§ Listed entries
==============================

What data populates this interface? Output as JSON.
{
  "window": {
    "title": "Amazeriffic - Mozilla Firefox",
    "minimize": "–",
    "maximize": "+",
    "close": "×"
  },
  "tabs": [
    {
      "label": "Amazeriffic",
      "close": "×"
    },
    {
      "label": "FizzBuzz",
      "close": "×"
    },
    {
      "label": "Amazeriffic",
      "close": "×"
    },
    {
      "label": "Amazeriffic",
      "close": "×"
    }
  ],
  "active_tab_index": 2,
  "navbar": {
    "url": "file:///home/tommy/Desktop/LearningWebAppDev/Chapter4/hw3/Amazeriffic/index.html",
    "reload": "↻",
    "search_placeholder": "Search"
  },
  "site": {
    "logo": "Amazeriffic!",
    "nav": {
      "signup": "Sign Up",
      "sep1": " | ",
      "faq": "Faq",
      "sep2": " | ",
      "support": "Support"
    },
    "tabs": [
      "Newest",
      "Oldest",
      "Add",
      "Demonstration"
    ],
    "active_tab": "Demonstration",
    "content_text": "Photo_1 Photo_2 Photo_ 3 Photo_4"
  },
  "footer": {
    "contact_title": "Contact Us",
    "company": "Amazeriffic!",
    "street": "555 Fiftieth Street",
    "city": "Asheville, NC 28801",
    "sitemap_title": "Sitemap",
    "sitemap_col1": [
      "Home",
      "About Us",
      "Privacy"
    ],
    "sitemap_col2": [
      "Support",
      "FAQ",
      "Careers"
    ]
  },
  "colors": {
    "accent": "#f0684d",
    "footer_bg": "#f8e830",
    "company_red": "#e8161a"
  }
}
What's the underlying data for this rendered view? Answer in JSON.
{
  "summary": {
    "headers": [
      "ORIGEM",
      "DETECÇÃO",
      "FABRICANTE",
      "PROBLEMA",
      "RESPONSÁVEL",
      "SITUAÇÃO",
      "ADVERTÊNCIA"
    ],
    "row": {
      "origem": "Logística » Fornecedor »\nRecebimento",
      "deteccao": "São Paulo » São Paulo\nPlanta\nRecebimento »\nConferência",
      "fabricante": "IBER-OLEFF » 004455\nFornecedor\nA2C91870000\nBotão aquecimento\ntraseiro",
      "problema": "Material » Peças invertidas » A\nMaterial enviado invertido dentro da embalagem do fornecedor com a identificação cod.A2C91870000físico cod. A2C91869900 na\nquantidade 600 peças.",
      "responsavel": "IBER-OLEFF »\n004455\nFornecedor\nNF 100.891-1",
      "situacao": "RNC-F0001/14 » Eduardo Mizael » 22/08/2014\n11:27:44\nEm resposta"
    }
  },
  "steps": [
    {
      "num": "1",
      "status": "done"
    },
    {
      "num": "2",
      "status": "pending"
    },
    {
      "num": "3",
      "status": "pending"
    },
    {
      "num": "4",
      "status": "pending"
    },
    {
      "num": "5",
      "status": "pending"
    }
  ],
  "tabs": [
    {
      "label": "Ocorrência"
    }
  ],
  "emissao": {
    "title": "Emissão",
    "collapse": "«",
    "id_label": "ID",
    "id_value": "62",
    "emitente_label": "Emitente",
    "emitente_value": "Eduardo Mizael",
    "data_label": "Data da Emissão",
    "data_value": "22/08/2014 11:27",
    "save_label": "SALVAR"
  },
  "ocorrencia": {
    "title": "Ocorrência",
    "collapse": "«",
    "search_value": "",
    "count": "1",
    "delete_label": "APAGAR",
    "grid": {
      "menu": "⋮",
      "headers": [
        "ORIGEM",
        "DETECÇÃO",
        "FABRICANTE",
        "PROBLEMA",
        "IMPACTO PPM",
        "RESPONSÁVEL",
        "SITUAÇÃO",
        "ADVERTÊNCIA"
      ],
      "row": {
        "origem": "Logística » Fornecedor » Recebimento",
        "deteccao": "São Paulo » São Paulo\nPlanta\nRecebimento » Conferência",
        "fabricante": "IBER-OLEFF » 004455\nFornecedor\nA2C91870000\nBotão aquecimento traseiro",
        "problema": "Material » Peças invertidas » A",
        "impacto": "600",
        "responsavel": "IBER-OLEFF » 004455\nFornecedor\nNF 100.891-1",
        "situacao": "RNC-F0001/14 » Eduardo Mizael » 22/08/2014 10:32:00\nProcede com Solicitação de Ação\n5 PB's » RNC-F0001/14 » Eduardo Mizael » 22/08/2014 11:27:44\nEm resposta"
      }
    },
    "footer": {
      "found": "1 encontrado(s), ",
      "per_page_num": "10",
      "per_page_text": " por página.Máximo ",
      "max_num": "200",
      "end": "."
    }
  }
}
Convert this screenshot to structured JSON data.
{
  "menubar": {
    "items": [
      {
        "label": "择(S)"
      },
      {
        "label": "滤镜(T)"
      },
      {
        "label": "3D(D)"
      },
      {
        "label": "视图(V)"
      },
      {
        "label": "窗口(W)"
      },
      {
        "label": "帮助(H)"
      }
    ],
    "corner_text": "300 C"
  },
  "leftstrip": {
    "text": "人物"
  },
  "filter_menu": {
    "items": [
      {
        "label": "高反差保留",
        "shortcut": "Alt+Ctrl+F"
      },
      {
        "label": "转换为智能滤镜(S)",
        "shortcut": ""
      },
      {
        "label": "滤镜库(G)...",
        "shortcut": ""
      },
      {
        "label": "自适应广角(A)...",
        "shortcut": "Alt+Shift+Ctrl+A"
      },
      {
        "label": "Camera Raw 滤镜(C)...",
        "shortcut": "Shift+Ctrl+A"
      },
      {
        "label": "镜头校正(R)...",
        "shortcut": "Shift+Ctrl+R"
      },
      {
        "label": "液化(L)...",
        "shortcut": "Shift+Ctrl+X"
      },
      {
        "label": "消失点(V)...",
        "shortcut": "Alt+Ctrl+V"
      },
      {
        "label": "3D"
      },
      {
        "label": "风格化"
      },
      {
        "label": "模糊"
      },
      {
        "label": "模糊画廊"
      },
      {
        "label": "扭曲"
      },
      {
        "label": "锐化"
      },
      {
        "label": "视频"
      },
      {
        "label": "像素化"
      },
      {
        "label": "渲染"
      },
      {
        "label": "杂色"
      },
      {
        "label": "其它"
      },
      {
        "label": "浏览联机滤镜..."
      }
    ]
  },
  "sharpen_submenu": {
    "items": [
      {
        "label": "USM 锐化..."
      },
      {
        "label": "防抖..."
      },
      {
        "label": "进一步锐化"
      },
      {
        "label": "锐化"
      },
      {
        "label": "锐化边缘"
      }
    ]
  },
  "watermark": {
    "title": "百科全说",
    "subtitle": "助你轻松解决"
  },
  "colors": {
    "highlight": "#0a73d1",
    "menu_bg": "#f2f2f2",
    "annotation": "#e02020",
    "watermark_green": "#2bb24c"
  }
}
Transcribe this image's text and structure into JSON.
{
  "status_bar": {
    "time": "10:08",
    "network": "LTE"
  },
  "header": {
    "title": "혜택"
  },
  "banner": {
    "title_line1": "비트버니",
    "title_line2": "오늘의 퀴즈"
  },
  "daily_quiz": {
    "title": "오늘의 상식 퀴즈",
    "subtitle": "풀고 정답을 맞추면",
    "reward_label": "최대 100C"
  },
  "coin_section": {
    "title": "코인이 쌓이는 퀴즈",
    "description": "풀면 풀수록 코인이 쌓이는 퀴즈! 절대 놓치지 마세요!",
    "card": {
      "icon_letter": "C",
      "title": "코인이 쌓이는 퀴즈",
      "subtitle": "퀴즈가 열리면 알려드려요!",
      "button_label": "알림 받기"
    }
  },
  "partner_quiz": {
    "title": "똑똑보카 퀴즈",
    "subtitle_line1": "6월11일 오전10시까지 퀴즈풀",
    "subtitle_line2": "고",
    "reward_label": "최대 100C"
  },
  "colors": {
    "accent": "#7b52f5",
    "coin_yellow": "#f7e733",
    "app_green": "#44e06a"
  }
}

==============================

Print out the whole listing exactly as it appears.

§ The output
What data populates this interface? Output as JSON.
{
  "window": {
    "title": "Amazeriffic - Mozilla Firefox",
    "minimize": "–",
    "maximize": "+",
    "close": "×"
  },
  "tabs": [
    {
      "label": "Amazeriffic",
      "close": "×"
    },
    {
      "label": "FizzBuzz",
      "close": "×"
    },
    {
      "label": "Amazeriffic",
      "close": "×"
    },
    {
      "label": "Amazeriffic",
      "close": "×"
    }
  ],
  "active_tab_index": 2,
  "navbar": {
    "url": "file:///home/tommy/Desktop/LearningWebAppDev/Chapter4/hw3/Amazeriffic/index.html",
    "reload": "↻",
    "search_placeholder": "Search"
  },
  "site": {
    "logo": "Amazeriffic!",
    "nav": {
      "signup": "Sign Up",
      "sep1": " | ",
      "faq": "Faq",
      "sep2": " | ",
      "support": "Support"
    },
    "tabs": [
      "Newest",
      "Oldest",
      "Add",
      "Demonstration"
    ],
    "active_tab": "Demonstration",
    "content_text": "Photo_1 Photo_2 Photo_ 3 Photo_4"
  },
  "footer": {
    "contact_title": "Contact Us",
    "company": "Amazeriffic!",
    "street": "555 Fiftieth Street",
    "city": "Asheville, NC 28801",
    "sitemap_title": "Sitemap",
    "sitemap_col1": [
      "Home",
      "About Us",
      "Privacy"
    ],
    "sitemap_col2": [
      "Support",
      "FAQ",
      "Careers"
    ]
  },
  "colors": {
    "accent": "#f0684d",
    "footer_bg": "#f8e830",
    "company_red": "#e8161a"
  }
}
What's the underlying data for this rendered view? Answer in JSON.
{
  "summary": {
    "headers": [
      "ORIGEM",
      "DETECÇÃO",
      "FABRICANTE",
      "PROBLEMA",
      "RESPONSÁVEL",
      "SITUAÇÃO",
      "ADVERTÊNCIA"
    ],
    "row": {
      "origem": "Logística » Fornecedor »\nRecebimento",
      "deteccao": "São Paulo » São Paulo\nPlanta\nRecebimento »\nConferência",
      "fabricante": "IBER-OLEFF » 004455\nFornecedor\nA2C91870000\nBotão aquecimento\ntraseiro",
      "problema": "Material » Peças invertidas » A\nMaterial enviado invertido dentro da embalagem do fornecedor com a identificação cod.A2C91870000físico cod. A2C91869900 na\nquantidade 600 peças.",
      "responsavel": "IBER-OLEFF »\n004455\nFornecedor\nNF 100.891-1",
      "situacao": "RNC-F0001/14 » Eduardo Mizael » 22/08/2014\n11:27:44\nEm resposta"
    }
  },
  "steps": [
    {
      "num": "1",
      "status": "done"
    },
    {
      "num": "2",
      "status": "pending"
    },
    {
      "num": "3",
      "status": "pending"
    },
    {
      "num": "4",
      "status": "pending"
    },
    {
      "num": "5",
      "status": "pending"
    }
  ],
  "tabs": [
    {
      "label": "Ocorrência"
    }
  ],
  "emissao": {
    "title": "Emissão",
    "collapse": "«",
    "id_label": "ID",
    "id_value": "62",
    "emitente_label": "Emitente",
    "emitente_value": "Eduardo Mizael",
    "data_label": "Data da Emissão",
    "data_value": "22/08/2014 11:27",
    "save_label": "SALVAR"
  },
  "ocorrencia": {
    "title": "Ocorrência",
    "collapse": "«",
    "search_value": "",
    "count": "1",
    "delete_label": "APAGAR",
    "grid": {
      "menu": "⋮",
      "headers": [
        "ORIGEM",
        "DETECÇÃO",
        "FABRICANTE",
        "PROBLEMA",
        "IMPACTO PPM",
        "RESPONSÁVEL",
        "SITUAÇÃO",
        "ADVERTÊNCIA"
      ],
      "row": {
        "origem": "Logística » Fornecedor » Recebimento",
        "deteccao": "São Paulo » São Paulo\nPlanta\nRecebimento » Conferência",
        "fabricante": "IBER-OLEFF » 004455\nFornecedor\nA2C91870000\nBotão aquecimento traseiro",
        "problema": "Material » Peças invertidas » A",
        "impacto": "600",
        "responsavel": "IBER-OLEFF » 004455\nFornecedor\nNF 100.891-1",
        "situacao": "RNC-F0001/14 » Eduardo Mizael » 22/08/2014 10:32:00\nProcede com Solicitação de Ação\n5 PB's » RNC-F0001/14 » Eduardo Mizael » 22/08/2014 11:27:44\nEm resposta"
      }
    },
    "footer": {
      "found": "1 encontrado(s), ",
      "per_page_num": "10",
      "per_page_text": " por página.Máximo ",
      "max_num": "200",
      "end": "."
    }
  }
}
Convert this screenshot to structured JSON data.
{
  "menubar": {
    "items": [
      {
        "label": "择(S)"
      },
      {
        "label": "滤镜(T)"
      },
      {
        "label": "3D(D)"
      },
      {
        "label": "视图(V)"
      },
      {
        "label": "窗口(W)"
      },
      {
        "label": "帮助(H)"
      }
    ],
    "corner_text": "300 C"
  },
  "leftstrip": {
    "text": "人物"
  },
  "filter_menu": {
    "items": [
      {
        "label": "高反差保留",
        "shortcut": "Alt+Ctrl+F"
      },
      {
        "label": "转换为智能滤镜(S)",
        "shortcut": ""
      },
      {
        "label": "滤镜库(G)...",
        "shortcut": ""
      },
      {
        "label": "自适应广角(A)...",
        "shortcut": "Alt+Shift+Ctrl+A"
      },
      {
        "label": "Camera Raw 滤镜(C)...",
        "shortcut": "Shift+Ctrl+A"
      },
      {
        "label": "镜头校正(R)...",
        "shortcut": "Shift+Ctrl+R"
      },
      {
        "label": "液化(L)...",
        "shortcut": "Shift+Ctrl+X"
      },
      {
        "label": "消失点(V)...",
        "shortcut": "Alt+Ctrl+V"
      },
      {
        "label": "3D"
      },
      {
        "label": "风格化"
      },
      {
        "label": "模糊"
      },
      {
        "label": "模糊画廊"
      },
      {
        "label": "扭曲"
      },
      {
        "label": "锐化"
      },
      {
        "label": "视频"
      },
      {
        "label": "像素化"
      },
      {
        "label": "渲染"
      },
      {
        "label": "杂色"
      },
      {
        "label": "其它"
      },
      {
        "label": "浏览联机滤镜..."
      }
    ]
  },
  "sharpen_submenu": {
    "items": [
      {
        "label": "USM 锐化..."
      },
      {
        "label": "防抖..."
      },
      {
        "label": "进一步锐化"
      },
      {
        "label": "锐化"
      },
      {
        "label": "锐化边缘"
      }
    ]
  },
  "watermark": {
    "title": "百科全说",
    "subtitle": "助你轻松解决"
  },
  "colors": {
    "highlight": "#0a73d1",
    "menu_bg": "#f2f2f2",
    "annotation": "#e02020",
    "watermark_green": "#2bb24c"
  }
}
Transcribe this image's text and structure into JSON.
{
  "status_bar": {
    "time": "10:08",
    "network": "LTE"
  },
  "header": {
    "title": "혜택"
  },
  "banner": {
    "title_line1": "비트버니",
    "title_line2": "오늘의 퀴즈"
  },
  "daily_quiz": {
    "title": "오늘의 상식 퀴즈",
    "subtitle": "풀고 정답을 맞추면",
    "reward_label": "최대 100C"
  },
  "coin_section": {
    "title": "코인이 쌓이는 퀴즈",
    "description": "풀면 풀수록 코인이 쌓이는 퀴즈! 절대 놓치지 마세요!",
    "card": {
      "icon_letter": "C",
      "title": "코인이 쌓이는 퀴즈",
      "subtitle": "퀴즈가 열리면 알려드려요!",
      "button_label": "알림 받기"
    }
  },
  "partner_quiz": {
    "title": "똑똑보카 퀴즈",
    "subtitle_line1": "6월11일 오전10시까지 퀴즈풀",
    "subtitle_line2": "고",
    "reward_label": "최대 100C"
  },
  "colors": {
    "accent": "#7b52f5",
    "coin_yellow": "#f7e733",
    "app_green": "#44e06a"
  }
}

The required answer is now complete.